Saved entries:
***
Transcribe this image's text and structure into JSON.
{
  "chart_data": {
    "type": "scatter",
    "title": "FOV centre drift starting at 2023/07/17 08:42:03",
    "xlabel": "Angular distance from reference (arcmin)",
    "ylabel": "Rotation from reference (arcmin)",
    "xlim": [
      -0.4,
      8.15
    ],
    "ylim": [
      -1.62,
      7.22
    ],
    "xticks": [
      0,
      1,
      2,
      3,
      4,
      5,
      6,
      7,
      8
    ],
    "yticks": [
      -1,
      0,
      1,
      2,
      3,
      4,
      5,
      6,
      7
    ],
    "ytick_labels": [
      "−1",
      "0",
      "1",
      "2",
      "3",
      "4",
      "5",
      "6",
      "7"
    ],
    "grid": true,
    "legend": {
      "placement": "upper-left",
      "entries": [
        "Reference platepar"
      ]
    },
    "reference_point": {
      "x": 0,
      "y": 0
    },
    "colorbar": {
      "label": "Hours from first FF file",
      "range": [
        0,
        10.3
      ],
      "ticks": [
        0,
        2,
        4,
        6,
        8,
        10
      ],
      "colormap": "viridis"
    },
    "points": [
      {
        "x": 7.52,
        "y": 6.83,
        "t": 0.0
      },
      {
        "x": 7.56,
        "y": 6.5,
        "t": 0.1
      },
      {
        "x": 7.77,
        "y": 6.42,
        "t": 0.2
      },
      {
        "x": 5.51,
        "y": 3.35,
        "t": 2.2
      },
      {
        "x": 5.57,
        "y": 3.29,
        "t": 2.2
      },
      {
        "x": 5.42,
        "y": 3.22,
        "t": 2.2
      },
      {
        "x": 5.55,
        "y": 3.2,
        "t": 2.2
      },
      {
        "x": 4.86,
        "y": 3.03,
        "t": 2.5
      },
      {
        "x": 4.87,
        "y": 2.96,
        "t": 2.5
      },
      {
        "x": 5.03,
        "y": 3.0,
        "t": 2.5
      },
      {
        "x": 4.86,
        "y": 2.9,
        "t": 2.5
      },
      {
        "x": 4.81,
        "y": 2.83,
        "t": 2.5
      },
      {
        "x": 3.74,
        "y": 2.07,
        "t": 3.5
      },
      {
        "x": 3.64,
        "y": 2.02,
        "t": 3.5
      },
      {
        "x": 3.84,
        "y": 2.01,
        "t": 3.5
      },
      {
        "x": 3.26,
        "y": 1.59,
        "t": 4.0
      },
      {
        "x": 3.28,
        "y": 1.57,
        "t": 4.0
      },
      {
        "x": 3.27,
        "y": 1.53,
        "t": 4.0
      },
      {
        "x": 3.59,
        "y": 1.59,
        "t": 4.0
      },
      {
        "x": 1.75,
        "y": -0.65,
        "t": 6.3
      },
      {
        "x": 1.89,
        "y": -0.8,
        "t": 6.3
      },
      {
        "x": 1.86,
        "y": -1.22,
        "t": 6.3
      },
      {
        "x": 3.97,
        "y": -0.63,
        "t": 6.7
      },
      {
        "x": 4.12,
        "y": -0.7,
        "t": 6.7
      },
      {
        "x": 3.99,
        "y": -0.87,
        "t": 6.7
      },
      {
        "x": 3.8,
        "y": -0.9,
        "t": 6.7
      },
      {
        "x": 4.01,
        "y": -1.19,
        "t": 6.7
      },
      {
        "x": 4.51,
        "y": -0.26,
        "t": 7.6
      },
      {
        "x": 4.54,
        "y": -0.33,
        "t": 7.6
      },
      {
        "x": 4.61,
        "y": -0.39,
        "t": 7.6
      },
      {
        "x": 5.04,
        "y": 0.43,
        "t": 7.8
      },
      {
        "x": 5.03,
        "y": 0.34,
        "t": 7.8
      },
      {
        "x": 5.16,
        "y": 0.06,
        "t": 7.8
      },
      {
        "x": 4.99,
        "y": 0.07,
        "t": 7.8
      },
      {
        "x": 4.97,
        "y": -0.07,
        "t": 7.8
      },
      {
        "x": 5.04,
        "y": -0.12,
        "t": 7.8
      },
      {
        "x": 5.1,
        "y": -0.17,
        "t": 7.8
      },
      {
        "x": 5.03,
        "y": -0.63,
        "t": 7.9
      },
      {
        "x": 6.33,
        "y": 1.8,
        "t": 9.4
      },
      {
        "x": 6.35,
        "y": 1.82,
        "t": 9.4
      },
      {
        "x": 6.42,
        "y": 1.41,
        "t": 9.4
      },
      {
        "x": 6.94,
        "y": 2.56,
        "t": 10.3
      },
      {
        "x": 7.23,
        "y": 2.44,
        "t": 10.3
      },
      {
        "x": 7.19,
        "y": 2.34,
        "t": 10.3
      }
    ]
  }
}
***
» Problem: Nothing but a number is needed here: how many lines hold the string "from"?

» Final answer: 3